[TASK OBJECTIVE]: Copy out all lines carrying the word "район".

Lines of data:

►

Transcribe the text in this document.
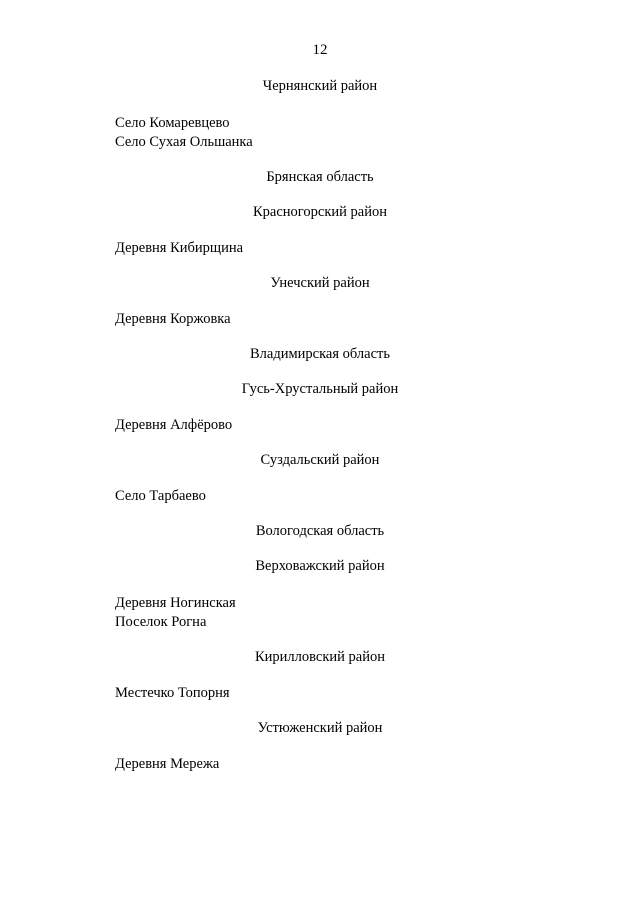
12
Чернянский район
Село Комаревцево
Село Сухая Ольшанка
Брянская область
Красногорский район
Деревня Кибирщина
Унечский район
Деревня Коржовка
Владимирская область
Гусь-Хрустальный район
Деревня Алфёрово
Суздальский район
Село Тарбаево
Вологодская область
Верховажский район
Деревня Ногинская
Поселок Рогна
Кирилловский район
Местечко Топорня
Устюженский район
Деревня Мережа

◄

[COMPLETE RESPONSE]:
Чернянский район
Красногорский район
Унечский район
Гусь-Хрустальный район
Суздальский район
Верховажский район
Кирилловский район
Устюженский район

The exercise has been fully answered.